§ What is asked:
Collect all lines below with the string "xlabel".
※ ※ ※
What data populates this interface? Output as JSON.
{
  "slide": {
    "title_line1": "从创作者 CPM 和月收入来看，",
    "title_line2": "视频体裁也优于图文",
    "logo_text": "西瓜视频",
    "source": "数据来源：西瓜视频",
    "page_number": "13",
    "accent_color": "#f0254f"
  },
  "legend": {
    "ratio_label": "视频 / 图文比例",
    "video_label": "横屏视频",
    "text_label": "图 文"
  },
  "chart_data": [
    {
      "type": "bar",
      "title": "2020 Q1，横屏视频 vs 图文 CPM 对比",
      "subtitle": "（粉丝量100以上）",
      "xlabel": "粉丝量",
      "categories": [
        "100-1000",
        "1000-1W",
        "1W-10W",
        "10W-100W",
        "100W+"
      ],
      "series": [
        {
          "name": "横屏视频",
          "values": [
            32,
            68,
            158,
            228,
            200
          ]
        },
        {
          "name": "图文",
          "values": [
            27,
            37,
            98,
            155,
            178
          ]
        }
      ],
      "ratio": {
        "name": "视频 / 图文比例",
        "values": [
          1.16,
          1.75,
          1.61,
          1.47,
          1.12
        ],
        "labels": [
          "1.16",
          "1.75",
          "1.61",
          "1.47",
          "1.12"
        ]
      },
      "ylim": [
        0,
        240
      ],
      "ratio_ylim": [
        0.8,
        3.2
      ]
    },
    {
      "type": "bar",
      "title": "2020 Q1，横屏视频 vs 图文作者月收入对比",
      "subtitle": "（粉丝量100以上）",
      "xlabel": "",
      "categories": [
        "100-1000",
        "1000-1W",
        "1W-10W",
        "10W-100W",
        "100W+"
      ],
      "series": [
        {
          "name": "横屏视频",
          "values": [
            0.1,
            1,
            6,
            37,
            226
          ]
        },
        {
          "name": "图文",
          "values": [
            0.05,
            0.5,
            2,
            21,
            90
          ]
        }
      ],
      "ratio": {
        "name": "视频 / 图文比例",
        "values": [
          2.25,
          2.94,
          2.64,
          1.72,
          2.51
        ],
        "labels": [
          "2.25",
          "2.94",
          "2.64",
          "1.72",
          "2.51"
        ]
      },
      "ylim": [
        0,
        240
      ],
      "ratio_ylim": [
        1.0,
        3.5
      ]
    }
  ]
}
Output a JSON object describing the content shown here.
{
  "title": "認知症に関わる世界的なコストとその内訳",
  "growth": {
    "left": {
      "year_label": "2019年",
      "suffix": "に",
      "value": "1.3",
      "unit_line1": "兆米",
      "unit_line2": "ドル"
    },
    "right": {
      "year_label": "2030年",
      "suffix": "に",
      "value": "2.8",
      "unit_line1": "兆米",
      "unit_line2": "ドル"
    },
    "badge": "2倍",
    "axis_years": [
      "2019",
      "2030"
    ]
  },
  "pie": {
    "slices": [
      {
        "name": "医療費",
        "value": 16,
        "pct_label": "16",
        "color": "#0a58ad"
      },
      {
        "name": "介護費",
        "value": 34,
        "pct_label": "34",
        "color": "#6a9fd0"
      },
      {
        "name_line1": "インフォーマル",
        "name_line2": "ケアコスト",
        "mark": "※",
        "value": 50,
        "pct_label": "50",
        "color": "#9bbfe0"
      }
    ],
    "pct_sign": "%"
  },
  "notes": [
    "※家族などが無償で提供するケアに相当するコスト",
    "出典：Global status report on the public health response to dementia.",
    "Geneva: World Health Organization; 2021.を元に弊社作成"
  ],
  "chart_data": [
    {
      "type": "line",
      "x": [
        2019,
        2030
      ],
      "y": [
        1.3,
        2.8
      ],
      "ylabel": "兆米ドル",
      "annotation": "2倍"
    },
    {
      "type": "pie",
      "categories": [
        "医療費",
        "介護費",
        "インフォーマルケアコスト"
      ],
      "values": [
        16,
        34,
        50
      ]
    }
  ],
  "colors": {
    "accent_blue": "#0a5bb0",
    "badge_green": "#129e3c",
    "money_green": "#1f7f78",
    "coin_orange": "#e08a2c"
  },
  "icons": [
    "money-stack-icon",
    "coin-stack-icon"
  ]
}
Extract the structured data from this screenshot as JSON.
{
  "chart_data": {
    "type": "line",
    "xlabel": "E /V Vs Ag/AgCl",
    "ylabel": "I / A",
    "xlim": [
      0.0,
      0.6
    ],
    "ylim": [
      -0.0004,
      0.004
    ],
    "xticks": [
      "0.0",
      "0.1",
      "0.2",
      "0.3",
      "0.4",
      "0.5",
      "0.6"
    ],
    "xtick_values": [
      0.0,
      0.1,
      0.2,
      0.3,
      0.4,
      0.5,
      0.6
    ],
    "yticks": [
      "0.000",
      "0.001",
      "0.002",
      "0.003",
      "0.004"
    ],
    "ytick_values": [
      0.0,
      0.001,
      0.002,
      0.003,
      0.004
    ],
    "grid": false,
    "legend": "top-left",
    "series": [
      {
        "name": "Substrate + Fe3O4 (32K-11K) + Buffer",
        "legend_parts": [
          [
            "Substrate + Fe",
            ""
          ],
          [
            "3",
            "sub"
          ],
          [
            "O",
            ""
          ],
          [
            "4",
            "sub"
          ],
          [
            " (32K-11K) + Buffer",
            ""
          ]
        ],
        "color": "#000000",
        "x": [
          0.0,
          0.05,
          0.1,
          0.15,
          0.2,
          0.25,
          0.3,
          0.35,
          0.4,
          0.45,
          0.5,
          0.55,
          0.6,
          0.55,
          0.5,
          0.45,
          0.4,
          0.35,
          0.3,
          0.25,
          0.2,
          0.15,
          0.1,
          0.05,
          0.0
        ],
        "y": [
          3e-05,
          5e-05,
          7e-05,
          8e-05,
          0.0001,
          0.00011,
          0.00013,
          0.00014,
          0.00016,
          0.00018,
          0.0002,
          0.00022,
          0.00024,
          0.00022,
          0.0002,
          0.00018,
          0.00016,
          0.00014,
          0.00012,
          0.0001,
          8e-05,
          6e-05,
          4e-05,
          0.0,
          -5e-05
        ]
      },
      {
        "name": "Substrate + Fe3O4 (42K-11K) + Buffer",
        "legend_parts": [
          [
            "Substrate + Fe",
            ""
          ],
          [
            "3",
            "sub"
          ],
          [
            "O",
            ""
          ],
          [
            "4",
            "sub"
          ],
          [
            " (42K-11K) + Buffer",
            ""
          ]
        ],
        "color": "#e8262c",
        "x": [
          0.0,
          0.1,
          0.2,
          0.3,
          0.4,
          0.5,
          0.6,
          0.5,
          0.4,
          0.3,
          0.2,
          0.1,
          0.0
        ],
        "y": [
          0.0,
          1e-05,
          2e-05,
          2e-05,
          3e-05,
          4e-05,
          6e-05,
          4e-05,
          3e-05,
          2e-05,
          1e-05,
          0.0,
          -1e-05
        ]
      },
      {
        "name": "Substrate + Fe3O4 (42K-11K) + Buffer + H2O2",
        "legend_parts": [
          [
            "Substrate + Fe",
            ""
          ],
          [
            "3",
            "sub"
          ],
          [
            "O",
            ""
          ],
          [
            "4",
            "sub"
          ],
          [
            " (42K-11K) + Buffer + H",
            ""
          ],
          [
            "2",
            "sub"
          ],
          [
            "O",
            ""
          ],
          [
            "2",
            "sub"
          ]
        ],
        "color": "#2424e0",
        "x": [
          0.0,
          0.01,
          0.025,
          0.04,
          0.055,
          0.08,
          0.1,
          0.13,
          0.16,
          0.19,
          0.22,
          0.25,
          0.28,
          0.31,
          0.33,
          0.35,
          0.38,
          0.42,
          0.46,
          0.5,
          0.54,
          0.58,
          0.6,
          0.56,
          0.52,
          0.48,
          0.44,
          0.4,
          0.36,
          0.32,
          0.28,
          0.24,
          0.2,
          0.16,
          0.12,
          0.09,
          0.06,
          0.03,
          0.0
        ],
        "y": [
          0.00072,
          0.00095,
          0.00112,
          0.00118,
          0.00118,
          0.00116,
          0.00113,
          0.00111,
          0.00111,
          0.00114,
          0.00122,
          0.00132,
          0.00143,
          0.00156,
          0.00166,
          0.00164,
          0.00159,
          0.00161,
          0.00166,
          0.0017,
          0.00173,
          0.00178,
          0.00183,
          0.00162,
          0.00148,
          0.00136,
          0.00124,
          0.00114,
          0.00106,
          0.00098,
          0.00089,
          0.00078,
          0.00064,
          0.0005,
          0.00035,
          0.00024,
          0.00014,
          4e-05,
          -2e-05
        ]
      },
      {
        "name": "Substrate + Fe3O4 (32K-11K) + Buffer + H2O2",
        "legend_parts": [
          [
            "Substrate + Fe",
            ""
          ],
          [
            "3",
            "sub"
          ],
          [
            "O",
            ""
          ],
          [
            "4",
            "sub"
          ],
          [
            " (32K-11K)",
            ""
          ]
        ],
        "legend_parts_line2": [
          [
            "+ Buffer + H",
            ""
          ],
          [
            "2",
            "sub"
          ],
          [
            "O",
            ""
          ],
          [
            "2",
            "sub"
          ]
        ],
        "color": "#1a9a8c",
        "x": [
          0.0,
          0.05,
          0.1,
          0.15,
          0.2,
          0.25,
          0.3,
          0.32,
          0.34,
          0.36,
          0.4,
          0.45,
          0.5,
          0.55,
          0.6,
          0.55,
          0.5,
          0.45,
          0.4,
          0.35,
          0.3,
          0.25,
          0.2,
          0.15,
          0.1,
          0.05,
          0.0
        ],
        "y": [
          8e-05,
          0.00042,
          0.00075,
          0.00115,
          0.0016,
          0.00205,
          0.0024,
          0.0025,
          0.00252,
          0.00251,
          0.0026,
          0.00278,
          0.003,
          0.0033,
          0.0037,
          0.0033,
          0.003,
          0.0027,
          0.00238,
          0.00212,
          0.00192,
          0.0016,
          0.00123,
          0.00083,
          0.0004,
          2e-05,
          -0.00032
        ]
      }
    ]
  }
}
※ ※ ※
§ Solution for this task:
      "xlabel": "粉丝量",
      "xlabel": "",
    "xlabel": "E /V Vs Ag/AgCl",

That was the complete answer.